- [EXERCISE BRIEF]: Pictures within the data are to be left out; everything else must be reproduced exactly.

- [RECORDED INFORMATION]:

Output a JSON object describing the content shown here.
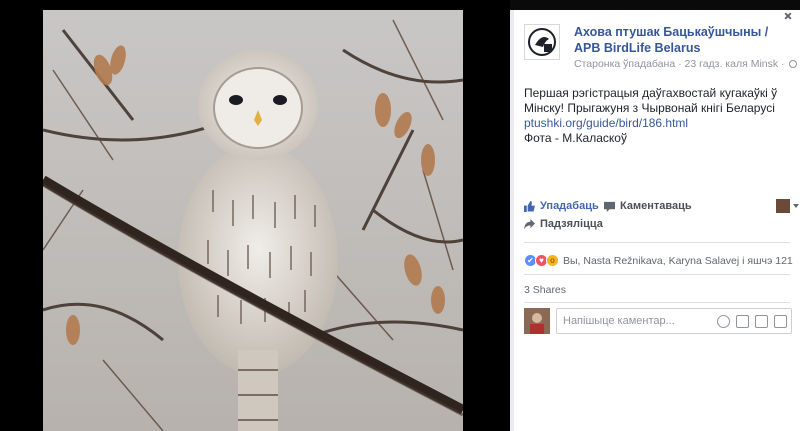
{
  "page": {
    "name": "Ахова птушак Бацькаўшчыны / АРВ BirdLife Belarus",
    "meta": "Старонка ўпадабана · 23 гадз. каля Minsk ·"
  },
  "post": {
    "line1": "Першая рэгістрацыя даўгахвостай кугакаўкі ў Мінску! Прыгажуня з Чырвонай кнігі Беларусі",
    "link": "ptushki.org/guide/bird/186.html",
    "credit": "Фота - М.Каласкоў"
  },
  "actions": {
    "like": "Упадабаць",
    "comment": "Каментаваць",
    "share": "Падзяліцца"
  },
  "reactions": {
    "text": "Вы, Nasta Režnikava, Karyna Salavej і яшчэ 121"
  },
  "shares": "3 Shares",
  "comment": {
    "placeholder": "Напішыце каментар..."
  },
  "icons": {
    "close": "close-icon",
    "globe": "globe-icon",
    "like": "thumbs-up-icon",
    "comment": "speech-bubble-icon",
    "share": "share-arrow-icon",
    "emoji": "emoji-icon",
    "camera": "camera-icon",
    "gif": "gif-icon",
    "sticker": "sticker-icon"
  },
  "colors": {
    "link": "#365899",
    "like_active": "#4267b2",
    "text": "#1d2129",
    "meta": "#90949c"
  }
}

- [COMPLETE OUTPUT]:
Output a JSON object describing the content shown here.
{
  "page": {
    "name": "Ахова птушак Бацькаўшчыны / АРВ BirdLife Belarus",
    "meta": "Старонка ўпадабана · 23 гадз. каля Minsk ·"
  },
  "post": {
    "line1": "Першая рэгістрацыя даўгахвостай кугакаўкі ў Мінску! Прыгажуня з Чырвонай кнігі Беларусі",
    "link": "ptushki.org/guide/bird/186.html",
    "credit": "Фота - М.Каласкоў"
  },
  "actions": {
    "like": "Упадабаць",
    "comment": "Каментаваць",
    "share": "Падзяліцца"
  },
  "reactions": {
    "text": "Вы, Nasta Režnikava, Karyna Salavej і яшчэ 121"
  },
  "shares": "3 Shares",
  "comment": {
    "placeholder": "Напішыце каментар..."
  },
  "icons": {
    "close": "close-icon",
    "globe": "globe-icon",
    "like": "thumbs-up-icon",
    "comment": "speech-bubble-icon",
    "share": "share-arrow-icon",
    "emoji": "emoji-icon",
    "camera": "camera-icon",
    "gif": "gif-icon",
    "sticker": "sticker-icon"
  },
  "colors": {
    "link": "#365899",
    "like_active": "#4267b2",
    "text": "#1d2129",
    "meta": "#90949c"
  }
}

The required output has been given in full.